◆ Recorded data
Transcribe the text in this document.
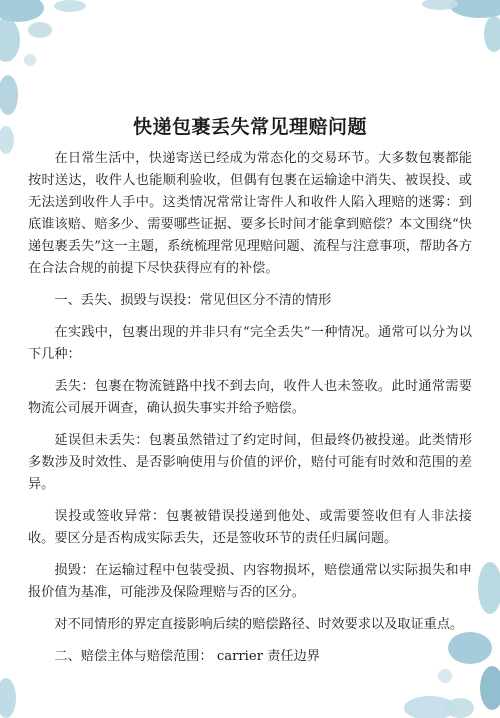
快递包裹丢失常见理赔问题

在日常生活中，快递寄送已经成为常态化的交易环节。大多数包裹都能按时送达，收件人也能顺利验收，但偶有包裹在运输途中消失、被误投、或无法送到收件人手中。这类情况常常让寄件人和收件人陷入理赔的迷雾：到底谁该赔、赔多少、需要哪些证据、要多长时间才能拿到赔偿？本文围绕“快递包裹丢失”这一主题，系统梳理常见理赔问题、流程与注意事项，帮助各方在合法合规的前提下尽快获得应有的补偿。

一、丢失、损毁与误投：常见但区分不清的情形

在实践中，包裹出现的并非只有“完全丢失”一种情况。通常可以分为以下几种：

丢失：包裹在物流链路中找不到去向，收件人也未签收。此时通常需要物流公司展开调查，确认损失事实并给予赔偿。

延误但未丢失：包裹虽然错过了约定时间，但最终仍被投递。此类情形多数涉及时效性、是否影响使用与价值的评价，赔付可能有时效和范围的差异。

误投或签收异常：包裹被错误投递到他处、或需要签收但有人非法接收。要区分是否构成实际丢失，还是签收环节的责任归属问题。

损毁：在运输过程中包装受损、内容物损坏，赔偿通常以实际损失和申报价值为基准，可能涉及保险理赔与否的区分。

对不同情形的界定直接影响后续的赔偿路径、时效要求以及取证重点。

二、赔偿主体与赔偿范围： carrier 责任边界
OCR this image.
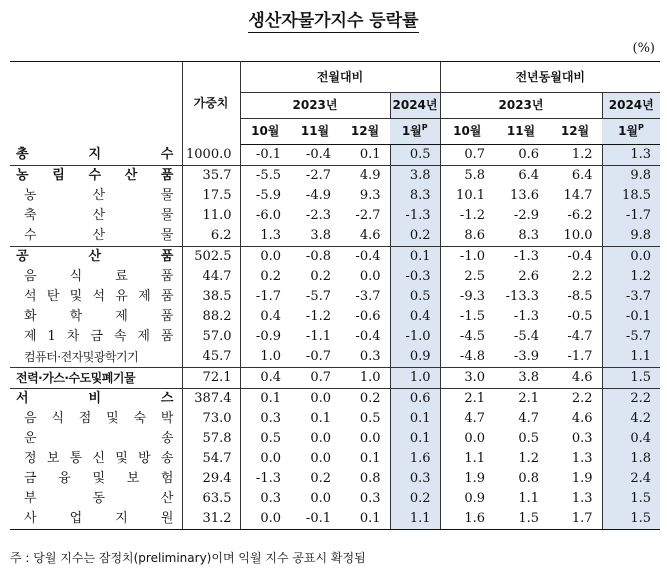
생산자물가지수 등락률
(%)
	가중치	전월대비				전년동월대비			
		2023년			2024년	2023년			2024년
		10월	11월	12월	1월$^P$	10월	11월	12월	1월$^P$
총 지 수	1000.0	-0.1	-0.4	0.1	0.5	0.7	0.6	1.2	1.3
농 림 수 산 품	35.7	-5.5	-2.7	4.9	3.8	5.8	6.4	6.4	9.8
농 산 물	17.5	-5.9	-4.9	9.3	8.3	10.1	13.6	14.7	18.5
축 산 물	11.0	-6.0	-2.3	-2.7	-1.3	-1.2	-2.9	-6.2	-1.7
수 산 물	6.2	1.3	3.8	4.6	0.2	8.6	8.3	10.0	9.8
공 산 품	502.5	0.0	-0.8	-0.4	0.1	-1.0	-1.3	-0.4	0.0
음 식 료 품	44.7	0.2	0.2	0.0	-0.3	2.5	2.6	2.2	1.2
석 탄 및 석 유 제 품	38.5	-1.7	-5.7	-3.7	0.5	-9.3	-13.3	-8.5	-3.7
화 학 제 품	88.2	0.4	-1.2	-0.6	0.4	-1.5	-1.3	-0.5	-0.1
제 1 차 금 속 제 품	57.0	-0.9	-1.1	-0.4	-1.0	-4.5	-5.4	-4.7	-5.7
컴퓨터·전자및광학기기	45.7	1.0	-0.7	0.3	0.9	-4.8	-3.9	-1.7	1.1
전력·가스·수도및폐기물	72.1	0.4	0.7	1.0	1.0	3.0	3.8	4.6	1.5
서 비 스	387.4	0.1	0.0	0.2	0.6	2.1	2.1	2.2	2.2
음 식 점 및 숙 박	73.0	0.3	0.1	0.5	0.1	4.7	4.7	4.6	4.2
운 송	57.8	0.5	0.0	0.0	0.1	0.0	0.5	0.3	0.4
정 보 통 신 및 방 송	54.7	0.0	0.0	0.1	1.6	1.1	1.2	1.3	1.8
금 융 및 보 험	29.4	-1.3	0.2	0.8	0.3	1.9	0.8	1.9	2.4
부 동 산	63.5	0.3	0.0	0.3	0.2	0.9	1.1	1.3	1.5
사 업 지 원	31.2	0.0	-0.1	0.1	1.1	1.6	1.5	1.7	1.5
주 : 당월 지수는 잠정치(preliminary)이며 익월 지수 공표시 확정됨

◆ Exercise
Reproduce the material in full, word for word, and omit the pictures.

◆ Complete response
Transcribe the text in this document.
快递包裹丢失常见理赔问题

在日常生活中，快递寄送已经成为常态化的交易环节。大多数包裹都能按时送达，收件人也能顺利验收，但偶有包裹在运输途中消失、被误投、或无法送到收件人手中。这类情况常常让寄件人和收件人陷入理赔的迷雾：到底谁该赔、赔多少、需要哪些证据、要多长时间才能拿到赔偿？本文围绕“快递包裹丢失”这一主题，系统梳理常见理赔问题、流程与注意事项，帮助各方在合法合规的前提下尽快获得应有的补偿。

一、丢失、损毁与误投：常见但区分不清的情形

在实践中，包裹出现的并非只有“完全丢失”一种情况。通常可以分为以下几种：

丢失：包裹在物流链路中找不到去向，收件人也未签收。此时通常需要物流公司展开调查，确认损失事实并给予赔偿。

延误但未丢失：包裹虽然错过了约定时间，但最终仍被投递。此类情形多数涉及时效性、是否影响使用与价值的评价，赔付可能有时效和范围的差异。

误投或签收异常：包裹被错误投递到他处、或需要签收但有人非法接收。要区分是否构成实际丢失，还是签收环节的责任归属问题。

损毁：在运输过程中包装受损、内容物损坏，赔偿通常以实际损失和申报价值为基准，可能涉及保险理赔与否的区分。

对不同情形的界定直接影响后续的赔偿路径、时效要求以及取证重点。

二、赔偿主体与赔偿范围： carrier 责任边界
OCR this image.
생산자물가지수 등락률
(%)
	가중치	전월대비				전년동월대비			
		2023년			2024년	2023년			2024년
		10월	11월	12월	1월$^P$	10월	11월	12월	1월$^P$
총 지 수	1000.0	-0.1	-0.4	0.1	0.5	0.7	0.6	1.2	1.3
농 림 수 산 품	35.7	-5.5	-2.7	4.9	3.8	5.8	6.4	6.4	9.8
농 산 물	17.5	-5.9	-4.9	9.3	8.3	10.1	13.6	14.7	18.5
축 산 물	11.0	-6.0	-2.3	-2.7	-1.3	-1.2	-2.9	-6.2	-1.7
수 산 물	6.2	1.3	3.8	4.6	0.2	8.6	8.3	10.0	9.8
공 산 품	502.5	0.0	-0.8	-0.4	0.1	-1.0	-1.3	-0.4	0.0
음 식 료 품	44.7	0.2	0.2	0.0	-0.3	2.5	2.6	2.2	1.2
석 탄 및 석 유 제 품	38.5	-1.7	-5.7	-3.7	0.5	-9.3	-13.3	-8.5	-3.7
화 학 제 품	88.2	0.4	-1.2	-0.6	0.4	-1.5	-1.3	-0.5	-0.1
제 1 차 금 속 제 품	57.0	-0.9	-1.1	-0.4	-1.0	-4.5	-5.4	-4.7	-5.7
컴퓨터·전자및광학기기	45.7	1.0	-0.7	0.3	0.9	-4.8	-3.9	-1.7	1.1
전력·가스·수도및폐기물	72.1	0.4	0.7	1.0	1.0	3.0	3.8	4.6	1.5
서 비 스	387.4	0.1	0.0	0.2	0.6	2.1	2.1	2.2	2.2
음 식 점 및 숙 박	73.0	0.3	0.1	0.5	0.1	4.7	4.7	4.6	4.2
운 송	57.8	0.5	0.0	0.0	0.1	0.0	0.5	0.3	0.4
정 보 통 신 및 방 송	54.7	0.0	0.0	0.1	1.6	1.1	1.2	1.3	1.8
금 융 및 보 험	29.4	-1.3	0.2	0.8	0.3	1.9	0.8	1.9	2.4
부 동 산	63.5	0.3	0.0	0.3	0.2	0.9	1.1	1.3	1.5
사 업 지 원	31.2	0.0	-0.1	0.1	1.1	1.6	1.5	1.7	1.5
주 : 당월 지수는 잠정치(preliminary)이며 익월 지수 공표시 확정됨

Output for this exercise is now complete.